**REQUIRED TASK**
Find the lines with the string "false" and return them.

**GIVEN RECORDS**
>> BEGIN

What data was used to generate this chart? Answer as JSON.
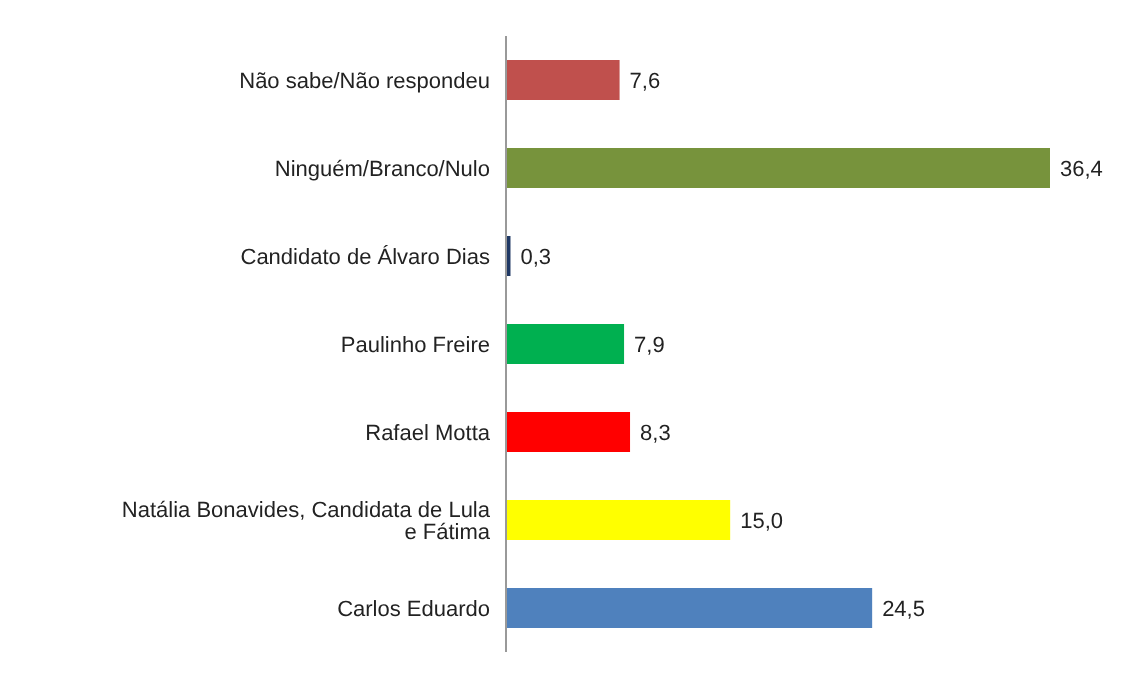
{
  "chart_data": {
    "type": "bar",
    "orientation": "horizontal",
    "relative": false,
    "categories": [
      "Não sabe/Não respondeu",
      "Ninguém/Branco/Nulo",
      "Candidato de Álvaro Dias",
      "Paulinho Freire",
      "Rafael Motta",
      "Natália Bonavides, Candidata de Lula e Fátima",
      "Carlos Eduardo"
    ],
    "values": [
      7.6,
      36.4,
      0.3,
      7.9,
      8.3,
      15.0,
      24.5
    ],
    "value_labels": [
      "7,6",
      "36,4",
      "0,3",
      "7,9",
      "8,3",
      "15,0",
      "24,5"
    ],
    "colors": [
      "#c0504d",
      "#77933c",
      "#1f3864",
      "#00b050",
      "#ff0000",
      "#ffff00",
      "#4f81bd"
    ],
    "grid": false,
    "legend": false
  }
}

>> END

**REPLY**
    "relative": false,
    "grid": false,
    "legend": false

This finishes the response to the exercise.